◆ What you should do ◆
Could you edit the lines from the line with "cell-r4c7[interactable] <box>235 243" to the line with "cell-r1c3[interactable]: 9 <box>85" so that "restart-button" becomes "reset-button", with everything else unchanged? Give back only those lines.

◆ Extracted entries ◆
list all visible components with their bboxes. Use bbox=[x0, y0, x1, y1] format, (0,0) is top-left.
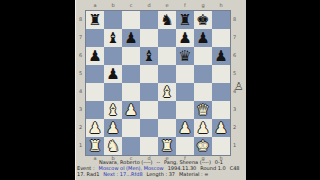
square-c2[interactable] bbox=[122, 119, 140, 137]
coord-label: 1 bbox=[79, 136, 82, 154]
next-move[interactable]: Next : 17...Rfd8 bbox=[103, 171, 142, 177]
square-c1[interactable] bbox=[122, 137, 140, 155]
video-frame: { "game": "chess", "position": { "fen": … bbox=[0, 0, 320, 180]
square-d3[interactable] bbox=[140, 101, 158, 119]
square-h5[interactable] bbox=[212, 65, 230, 83]
white-pawn-piece: ♟ bbox=[178, 119, 191, 137]
square-e3[interactable] bbox=[158, 101, 176, 119]
white-pawn-icon: ♙ bbox=[234, 80, 244, 93]
black-bishop-piece: ♝ bbox=[106, 29, 119, 47]
coord-label: h bbox=[212, 2, 230, 8]
square-d5[interactable] bbox=[140, 65, 158, 83]
square-e5[interactable] bbox=[158, 65, 176, 83]
coord-label: c bbox=[122, 2, 140, 8]
coord-label: 3 bbox=[233, 100, 236, 118]
square-f5[interactable] bbox=[176, 65, 194, 83]
square-a7[interactable] bbox=[86, 29, 104, 47]
coord-label: 6 bbox=[233, 46, 236, 64]
square-g3[interactable]: ♛ bbox=[194, 101, 212, 119]
chess-app-panel: abcdefgh 87654321 87654321 ♜♞♜♚♝♟♟♟♟♝♛♟♟… bbox=[75, 0, 246, 180]
black-pawn-piece: ♟ bbox=[178, 29, 191, 47]
coord-label: 2 bbox=[79, 118, 82, 136]
black-queen-piece: ♛ bbox=[178, 47, 191, 65]
event-label: Event : bbox=[77, 165, 95, 171]
square-d1[interactable] bbox=[140, 137, 158, 155]
square-d7[interactable] bbox=[140, 29, 158, 47]
game-length: Length : 37 bbox=[147, 171, 175, 177]
square-h7[interactable] bbox=[212, 29, 230, 47]
chess-board[interactable]: ♜♞♜♚♝♟♟♟♟♝♛♟♟♝♝♟♛♟♟♟♟♟♜♞♜♚ bbox=[85, 10, 231, 156]
square-d6[interactable]: ♝ bbox=[140, 47, 158, 65]
square-c8[interactable] bbox=[122, 11, 140, 29]
square-b1[interactable]: ♞ bbox=[104, 137, 122, 155]
square-h6[interactable]: ♟ bbox=[212, 47, 230, 65]
square-c7[interactable]: ♟ bbox=[122, 29, 140, 47]
coord-label: 7 bbox=[79, 28, 82, 46]
square-b6[interactable] bbox=[104, 47, 122, 65]
white-pawn-piece: ♟ bbox=[124, 101, 137, 119]
square-d2[interactable] bbox=[140, 119, 158, 137]
square-g4[interactable] bbox=[194, 83, 212, 101]
black-pawn-piece: ♟ bbox=[124, 29, 137, 47]
square-b8[interactable] bbox=[104, 11, 122, 29]
coord-label: b bbox=[104, 2, 122, 8]
square-g7[interactable]: ♟ bbox=[194, 29, 212, 47]
square-e2[interactable] bbox=[158, 119, 176, 137]
square-b4[interactable] bbox=[104, 83, 122, 101]
square-e8[interactable]: ♞ bbox=[158, 11, 176, 29]
square-f1[interactable] bbox=[176, 137, 194, 155]
square-b7[interactable]: ♝ bbox=[104, 29, 122, 47]
square-e4[interactable]: ♝ bbox=[158, 83, 176, 101]
square-c3[interactable]: ♟ bbox=[122, 101, 140, 119]
white-pawn-piece: ♟ bbox=[88, 119, 101, 137]
coord-label: 8 bbox=[79, 10, 82, 28]
square-h3[interactable] bbox=[212, 101, 230, 119]
coord-label: 7 bbox=[233, 28, 236, 46]
current-move: 17. Rad1 bbox=[77, 171, 99, 177]
coord-label: e bbox=[158, 2, 176, 8]
move-status-line: 17. Rad1Next : 17...Rfd8Length : 37Mater… bbox=[76, 172, 246, 178]
black-pawn-piece: ♟ bbox=[196, 29, 209, 47]
coord-label: 6 bbox=[79, 46, 82, 64]
black-pawn-piece: ♟ bbox=[214, 47, 227, 65]
square-g2[interactable]: ♟ bbox=[194, 119, 212, 137]
white-pawn-piece: ♟ bbox=[214, 119, 227, 137]
coord-label: d bbox=[140, 2, 158, 8]
square-a3[interactable] bbox=[86, 101, 104, 119]
file-labels-top: abcdefgh bbox=[86, 2, 230, 8]
square-b2[interactable]: ♟ bbox=[104, 119, 122, 137]
white-bishop-piece: ♝ bbox=[160, 83, 173, 101]
square-g5[interactable] bbox=[194, 65, 212, 83]
coord-label: 3 bbox=[79, 100, 82, 118]
square-h1[interactable] bbox=[212, 137, 230, 155]
square-c6[interactable] bbox=[122, 47, 140, 65]
black-pawn-piece: ♟ bbox=[106, 65, 119, 83]
black-bishop-piece: ♝ bbox=[142, 47, 155, 65]
square-a4[interactable] bbox=[86, 83, 104, 101]
square-a6[interactable]: ♟ bbox=[86, 47, 104, 65]
square-e7[interactable] bbox=[158, 29, 176, 47]
white-king-piece: ♚ bbox=[196, 137, 209, 155]
square-h4[interactable] bbox=[212, 83, 230, 101]
square-e6[interactable] bbox=[158, 47, 176, 65]
square-e1[interactable]: ♜ bbox=[158, 137, 176, 155]
white-bishop-piece: ♝ bbox=[106, 101, 119, 119]
square-a8[interactable]: ♜ bbox=[86, 11, 104, 29]
coord-label: 1 bbox=[233, 136, 236, 154]
white-rook-piece: ♜ bbox=[88, 137, 101, 155]
coord-label: g bbox=[194, 2, 212, 8]
coord-label: a bbox=[86, 2, 104, 8]
black-rook-piece: ♜ bbox=[178, 11, 191, 29]
white-knight-piece: ♞ bbox=[106, 137, 119, 155]
rank-labels-left: 87654321 bbox=[79, 10, 82, 154]
square-f4[interactable] bbox=[176, 83, 194, 101]
square-a5[interactable] bbox=[86, 65, 104, 83]
square-a2[interactable]: ♟ bbox=[86, 119, 104, 137]
event-link[interactable]: Moscow ol (Men), Moscow bbox=[99, 165, 164, 171]
square-a1[interactable]: ♜ bbox=[86, 137, 104, 155]
black-king-piece: ♚ bbox=[196, 11, 209, 29]
square-d4[interactable] bbox=[140, 83, 158, 101]
coord-label: 5 bbox=[79, 64, 82, 82]
square-d8[interactable] bbox=[140, 11, 158, 29]
event-round: Round 1.0 bbox=[200, 165, 225, 171]
square-c4[interactable] bbox=[122, 83, 140, 101]
square-f3[interactable] bbox=[176, 101, 194, 119]
square-g8[interactable]: ♚ bbox=[194, 11, 212, 29]
material-balance: Material : = bbox=[179, 171, 208, 177]
square-h2[interactable]: ♟ bbox=[212, 119, 230, 137]
square-g1[interactable]: ♚ bbox=[194, 137, 212, 155]
square-f6[interactable]: ♛ bbox=[176, 47, 194, 65]
black-pawn-piece: ♟ bbox=[88, 47, 101, 65]
coord-label: 4 bbox=[79, 82, 82, 100]
game-caption: Navara, Roberto (----)--Pang, Sheena (--… bbox=[76, 160, 246, 178]
white-queen-piece: ♛ bbox=[196, 101, 209, 119]
eco-code: C48 bbox=[230, 165, 240, 171]
coord-label: 2 bbox=[233, 118, 236, 136]
square-b5[interactable]: ♟ bbox=[104, 65, 122, 83]
white-pawn-piece: ♟ bbox=[196, 119, 209, 137]
white-rook-piece: ♜ bbox=[160, 137, 173, 155]
black-knight-piece: ♞ bbox=[160, 11, 173, 29]
square-f2[interactable]: ♟ bbox=[176, 119, 194, 137]
black-rook-piece: ♜ bbox=[88, 11, 101, 29]
square-c5[interactable] bbox=[122, 65, 140, 83]
square-g6[interactable] bbox=[194, 47, 212, 65]
coord-label: f bbox=[176, 2, 194, 8]
square-b3[interactable]: ♝ bbox=[104, 101, 122, 119]
square-f8[interactable]: ♜ bbox=[176, 11, 194, 29]
square-h8[interactable] bbox=[212, 11, 230, 29]
coord-label: 8 bbox=[233, 10, 236, 28]
event-date: 1994.11.30 bbox=[168, 165, 197, 171]
square-f7[interactable]: ♟ bbox=[176, 29, 194, 47]
white-pawn-piece: ♟ bbox=[106, 119, 119, 137]
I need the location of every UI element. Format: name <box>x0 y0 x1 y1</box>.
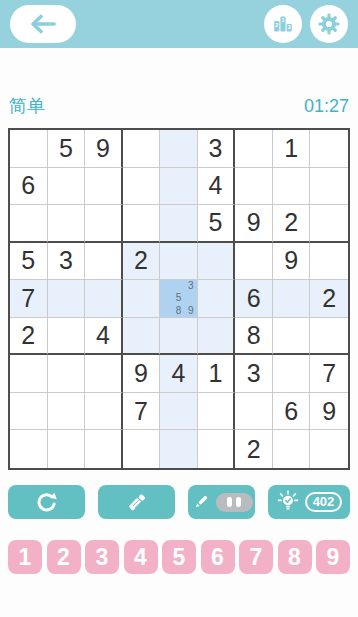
cell-r4c7[interactable] <box>235 243 273 281</box>
cell-r9c6[interactable] <box>198 430 236 468</box>
cell-r5c3[interactable] <box>85 280 123 318</box>
restart-button[interactable] <box>8 485 85 519</box>
cell-r7c1[interactable] <box>10 355 48 393</box>
gear-icon <box>317 12 341 36</box>
cell-r5c6[interactable] <box>198 280 236 318</box>
cell-r9c1[interactable] <box>10 430 48 468</box>
numpad-5[interactable]: 5 <box>162 540 196 574</box>
cell-r3c7[interactable]: 9 <box>235 205 273 243</box>
cell-r8c7[interactable] <box>235 393 273 431</box>
cell-r7c9[interactable]: 7 <box>310 355 348 393</box>
cell-r8c9[interactable]: 9 <box>310 393 348 431</box>
cell-r8c3[interactable] <box>85 393 123 431</box>
cell-r1c7[interactable] <box>235 130 273 168</box>
cell-r8c8[interactable]: 6 <box>273 393 311 431</box>
cell-r9c2[interactable] <box>48 430 86 468</box>
cell-r7c4[interactable]: 9 <box>123 355 161 393</box>
cell-r5c4[interactable] <box>123 280 161 318</box>
cell-r5c9[interactable]: 2 <box>310 280 348 318</box>
cell-r4c2[interactable]: 3 <box>48 243 86 281</box>
eraser-icon <box>125 490 149 514</box>
cell-r8c5[interactable] <box>160 393 198 431</box>
cell-r4c8[interactable]: 9 <box>273 243 311 281</box>
cell-r7c2[interactable] <box>48 355 86 393</box>
cell-r6c7[interactable]: 8 <box>235 318 273 356</box>
cell-r6c3[interactable]: 4 <box>85 318 123 356</box>
back-button[interactable] <box>10 5 76 43</box>
cell-r3c3[interactable] <box>85 205 123 243</box>
top-bar: 2 1 3 <box>0 0 358 48</box>
cell-r2c8[interactable] <box>273 168 311 206</box>
status-row: 简单 01:27 <box>9 94 349 118</box>
refresh-icon <box>35 491 58 514</box>
cell-r6c2[interactable] <box>48 318 86 356</box>
cell-r1c3[interactable]: 9 <box>85 130 123 168</box>
cell-r5c5[interactable]: 3589 <box>160 280 198 318</box>
sudoku-board: 59316459253297358962248941377692 <box>8 128 350 470</box>
cell-r2c9[interactable] <box>310 168 348 206</box>
cell-r9c4[interactable] <box>123 430 161 468</box>
numpad-4[interactable]: 4 <box>124 540 158 574</box>
cell-r6c5[interactable] <box>160 318 198 356</box>
numpad-9[interactable]: 9 <box>316 540 350 574</box>
cell-r6c1[interactable]: 2 <box>10 318 48 356</box>
cell-r3c1[interactable] <box>10 205 48 243</box>
cell-r3c9[interactable] <box>310 205 348 243</box>
cell-r2c7[interactable] <box>235 168 273 206</box>
cell-r1c9[interactable] <box>310 130 348 168</box>
pencil-toggle[interactable] <box>216 493 253 512</box>
cell-r1c5[interactable] <box>160 130 198 168</box>
svg-text:2: 2 <box>275 22 278 28</box>
cell-r9c9[interactable] <box>310 430 348 468</box>
cell-r4c6[interactable] <box>198 243 236 281</box>
cell-r7c7[interactable]: 3 <box>235 355 273 393</box>
pencil-icon <box>191 492 211 512</box>
cell-r9c5[interactable] <box>160 430 198 468</box>
svg-text:1: 1 <box>282 17 285 23</box>
cell-r9c8[interactable] <box>273 430 311 468</box>
cell-r6c4[interactable] <box>123 318 161 356</box>
settings-button[interactable] <box>310 5 348 43</box>
cell-r1c2[interactable]: 5 <box>48 130 86 168</box>
cell-r6c9[interactable] <box>310 318 348 356</box>
eraser-button[interactable] <box>98 485 175 519</box>
cell-r1c1[interactable] <box>10 130 48 168</box>
cell-r2c1[interactable]: 6 <box>10 168 48 206</box>
cell-r2c2[interactable] <box>48 168 86 206</box>
cell-r4c3[interactable] <box>85 243 123 281</box>
cell-r7c6[interactable]: 1 <box>198 355 236 393</box>
cell-r4c5[interactable] <box>160 243 198 281</box>
hint-count-badge: 402 <box>305 492 343 512</box>
svg-text:3: 3 <box>288 24 291 30</box>
cell-r1c8[interactable]: 1 <box>273 130 311 168</box>
cell-r3c2[interactable] <box>48 205 86 243</box>
number-pad: 123456789 <box>8 540 350 574</box>
cell-r1c4[interactable] <box>123 130 161 168</box>
cell-r8c4[interactable]: 7 <box>123 393 161 431</box>
cell-r3c5[interactable] <box>160 205 198 243</box>
cell-r7c8[interactable] <box>273 355 311 393</box>
cell-r2c4[interactable] <box>123 168 161 206</box>
cell-r9c7[interactable]: 2 <box>235 430 273 468</box>
cell-r3c8[interactable]: 2 <box>273 205 311 243</box>
cell-r1c6[interactable]: 3 <box>198 130 236 168</box>
cell-r4c9[interactable] <box>310 243 348 281</box>
cell-r7c3[interactable] <box>85 355 123 393</box>
cell-r5c2[interactable] <box>48 280 86 318</box>
cell-r2c6[interactable]: 4 <box>198 168 236 206</box>
numpad-7[interactable]: 7 <box>239 540 273 574</box>
cell-r9c3[interactable] <box>85 430 123 468</box>
cell-r5c7[interactable]: 6 <box>235 280 273 318</box>
numpad-6[interactable]: 6 <box>201 540 235 574</box>
numpad-8[interactable]: 8 <box>278 540 312 574</box>
cell-r2c5[interactable] <box>160 168 198 206</box>
numpad-2[interactable]: 2 <box>47 540 81 574</box>
pencil-notes: 3589 <box>160 280 197 317</box>
hint-button[interactable]: 402 <box>268 485 350 519</box>
sudoku-app: { "game": "sudoku", "position": ".59..3.… <box>0 0 358 617</box>
podium-icon: 2 1 3 <box>271 12 295 36</box>
cell-r7c5[interactable]: 4 <box>160 355 198 393</box>
cell-r6c6[interactable] <box>198 318 236 356</box>
leaderboard-button[interactable]: 2 1 3 <box>264 5 302 43</box>
numpad-3[interactable]: 3 <box>85 540 119 574</box>
cell-r4c4[interactable]: 2 <box>123 243 161 281</box>
numpad-1[interactable]: 1 <box>8 540 42 574</box>
cell-r5c1[interactable]: 7 <box>10 280 48 318</box>
cell-r8c6[interactable] <box>198 393 236 431</box>
action-toolbar: 402 <box>8 485 350 519</box>
left-arrow-icon <box>26 13 60 35</box>
timer: 01:27 <box>304 96 349 117</box>
cell-r3c6[interactable]: 5 <box>198 205 236 243</box>
cell-r4c1[interactable]: 5 <box>10 243 48 281</box>
cell-r6c8[interactable] <box>273 318 311 356</box>
difficulty-label: 简单 <box>9 94 45 118</box>
cell-r5c8[interactable] <box>273 280 311 318</box>
cell-r8c2[interactable] <box>48 393 86 431</box>
lightbulb-icon <box>276 490 300 514</box>
cell-r2c3[interactable] <box>85 168 123 206</box>
pencil-mode-button[interactable] <box>188 485 255 519</box>
cell-r3c4[interactable] <box>123 205 161 243</box>
cell-r8c1[interactable] <box>10 393 48 431</box>
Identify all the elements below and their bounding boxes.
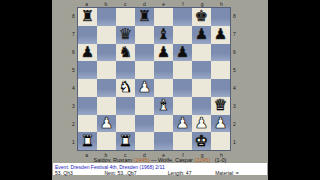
square-a8: ♜ (78, 8, 97, 26)
square-d4: ♟ (135, 79, 154, 97)
move-status-line: 53. Qh3 Next: 53...Qb7 Length: 47 Materi… (55, 170, 265, 176)
square-f4 (173, 79, 192, 97)
square-a1: ♜ (78, 132, 97, 150)
square-f6: ♟ (173, 44, 192, 62)
square-c7: ♛ (116, 26, 135, 44)
square-c1: ♜ (116, 132, 135, 150)
rank-labels-left: 87654321 (71, 7, 76, 151)
square-h5 (211, 61, 230, 79)
square-a7 (78, 26, 97, 44)
black-pawn: ♟ (195, 27, 208, 42)
black-pawn: ♟ (81, 45, 94, 60)
white-pawn: ♟ (176, 116, 189, 131)
black-pawn: ♟ (214, 27, 227, 42)
white-pawn: ♟ (138, 80, 151, 95)
square-b3 (97, 97, 116, 115)
game-length: Length: 47 (168, 170, 214, 176)
square-b2: ♟ (97, 115, 116, 133)
rank-label-2: 2 (71, 115, 76, 133)
square-e2 (154, 115, 173, 133)
diagram-area: abcdefgh 87654321 ♜♜♚♛♝♟♟♟♞♟♟♞♟♝♛♟♟♟♟♜♜♚… (52, 0, 268, 180)
black-pawn: ♟ (176, 45, 189, 60)
square-g2: ♟ (192, 115, 211, 133)
black-pawn: ♟ (157, 45, 170, 60)
rank-label-2: 2 (232, 115, 237, 133)
square-d5 (135, 61, 154, 79)
square-e5 (154, 61, 173, 79)
white-knight: ♞ (119, 80, 132, 95)
rank-label-1: 1 (71, 133, 76, 151)
info-strip: Event: Dresden Festival 4th, Dresden (19… (53, 163, 267, 175)
square-h4 (211, 79, 230, 97)
square-d3 (135, 97, 154, 115)
square-d1 (135, 132, 154, 150)
white-bishop: ♝ (157, 98, 170, 113)
white-queen: ♛ (214, 98, 227, 113)
square-g7: ♟ (192, 26, 211, 44)
square-h7: ♟ (211, 26, 230, 44)
square-c3 (116, 97, 135, 115)
square-a3 (78, 97, 97, 115)
next-move: Next: 53...Qb7 (104, 170, 166, 176)
black-rook: ♜ (138, 9, 151, 24)
square-h2: ♟ (211, 115, 230, 133)
rank-label-8: 8 (232, 7, 237, 25)
square-d7 (135, 26, 154, 44)
square-a4 (78, 79, 97, 97)
rank-label-3: 3 (232, 97, 237, 115)
video-frame: abcdefgh 87654321 ♜♜♚♛♝♟♟♟♞♟♟♞♟♝♛♟♟♟♟♜♜♚… (0, 0, 320, 180)
square-e4 (154, 79, 173, 97)
square-f7 (173, 26, 192, 44)
square-g5 (192, 61, 211, 79)
rank-labels-right: 87654321 (232, 7, 237, 151)
square-h6 (211, 44, 230, 62)
square-d2 (135, 115, 154, 133)
square-h1 (211, 132, 230, 150)
square-b6 (97, 44, 116, 62)
square-g1: ♚ (192, 132, 211, 150)
square-c8 (116, 8, 135, 26)
last-move: 53. Qh3 (55, 170, 103, 176)
rank-label-5: 5 (232, 61, 237, 79)
rank-label-6: 6 (71, 43, 76, 61)
rank-label-3: 3 (71, 97, 76, 115)
black-king: ♚ (195, 9, 208, 24)
square-b4 (97, 79, 116, 97)
square-h3: ♛ (211, 97, 230, 115)
square-d6 (135, 44, 154, 62)
black-knight: ♞ (119, 45, 132, 60)
square-c6: ♞ (116, 44, 135, 62)
white-pawn: ♟ (214, 116, 227, 131)
square-g6 (192, 44, 211, 62)
square-f1 (173, 132, 192, 150)
rank-label-6: 6 (232, 43, 237, 61)
square-f8 (173, 8, 192, 26)
square-c5 (116, 61, 135, 79)
square-f5 (173, 61, 192, 79)
rank-label-8: 8 (71, 7, 76, 25)
square-g4 (192, 79, 211, 97)
square-c2 (116, 115, 135, 133)
square-e8 (154, 8, 173, 26)
rank-label-5: 5 (71, 61, 76, 79)
square-e3: ♝ (154, 97, 173, 115)
square-e7: ♝ (154, 26, 173, 44)
white-pawn: ♟ (195, 116, 208, 131)
square-c4: ♞ (116, 79, 135, 97)
square-b1 (97, 132, 116, 150)
rank-label-1: 1 (232, 133, 237, 151)
square-b5 (97, 61, 116, 79)
material-balance: Material: = (215, 170, 238, 176)
square-a5 (78, 61, 97, 79)
rank-label-4: 4 (71, 79, 76, 97)
square-g8: ♚ (192, 8, 211, 26)
square-h8 (211, 8, 230, 26)
square-e6: ♟ (154, 44, 173, 62)
rank-label-7: 7 (232, 25, 237, 43)
square-g3 (192, 97, 211, 115)
black-bishop: ♝ (157, 27, 170, 42)
white-pawn: ♟ (100, 116, 113, 131)
square-d8: ♜ (135, 8, 154, 26)
rank-label-7: 7 (71, 25, 76, 43)
white-king: ♚ (195, 134, 208, 149)
square-f3 (173, 97, 192, 115)
square-a2 (78, 115, 97, 133)
black-queen: ♛ (119, 27, 132, 42)
square-b8 (97, 8, 116, 26)
square-b7 (97, 26, 116, 44)
square-a6: ♟ (78, 44, 97, 62)
white-rook: ♜ (119, 134, 132, 149)
rank-label-4: 4 (232, 79, 237, 97)
black-rook: ♜ (81, 9, 94, 24)
white-rook: ♜ (81, 134, 94, 149)
chess-board: ♜♜♚♛♝♟♟♟♞♟♟♞♟♝♛♟♟♟♟♜♜♚ (77, 7, 231, 151)
square-f2: ♟ (173, 115, 192, 133)
square-e1 (154, 132, 173, 150)
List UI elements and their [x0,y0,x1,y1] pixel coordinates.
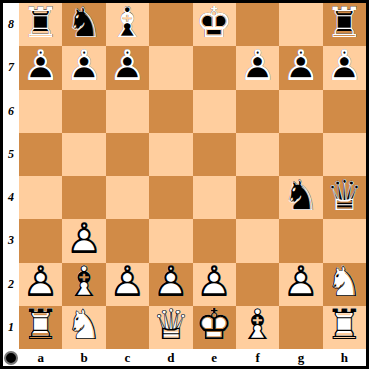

◆ The response ◆
cell-r4c7[interactable] <box>235 243 273 281</box>
cell-r9c6[interactable] <box>198 430 236 468</box>
cell-r5c3[interactable] <box>85 280 123 318</box>
reset-button[interactable] <box>8 485 85 519</box>
cell-r7c1[interactable] <box>10 355 48 393</box>
gear-icon <box>317 12 341 36</box>
cell-r5c6[interactable] <box>198 280 236 318</box>
cell-r9c1[interactable] <box>10 430 48 468</box>
numpad-5[interactable]: 5 <box>162 540 196 574</box>
cell-r3c7[interactable]: 9 <box>235 205 273 243</box>
cell-r8c7[interactable] <box>235 393 273 431</box>
cell-r7c9[interactable]: 7 <box>310 355 348 393</box>
cell-r8c9[interactable]: 9 <box>310 393 348 431</box>
cell-r8c3[interactable] <box>85 393 123 431</box>
cell-r1c7[interactable] <box>235 130 273 168</box>
cell-r8c8[interactable]: 6 <box>273 393 311 431</box>
cell-r9c2[interactable] <box>48 430 86 468</box>
cell-r7c4[interactable]: 9 <box>123 355 161 393</box>
cell-r5c4[interactable] <box>123 280 161 318</box>
cell-r5c9[interactable]: 2 <box>310 280 348 318</box>
cell-r4c2[interactable]: 3 <box>48 243 86 281</box>
eraser-icon <box>125 490 149 514</box>
cell-r8c5[interactable] <box>160 393 198 431</box>
cell-r4c8[interactable]: 9 <box>273 243 311 281</box>
cell-r7c2[interactable] <box>48 355 86 393</box>
cell-r6c7[interactable]: 8 <box>235 318 273 356</box>
cell-r6c3[interactable]: 4 <box>85 318 123 356</box>
back-button[interactable] <box>10 5 76 43</box>
cell-r3c3[interactable] <box>85 205 123 243</box>
top-bar: 2 1 3 <box>0 0 358 48</box>
cell-r2c8[interactable] <box>273 168 311 206</box>
status-row: 简单 01:27 <box>9 94 349 118</box>
refresh-icon <box>35 491 58 514</box>
cell-r6c2[interactable] <box>48 318 86 356</box>
cell-r1c3[interactable]: 9 <box>85 130 123 168</box>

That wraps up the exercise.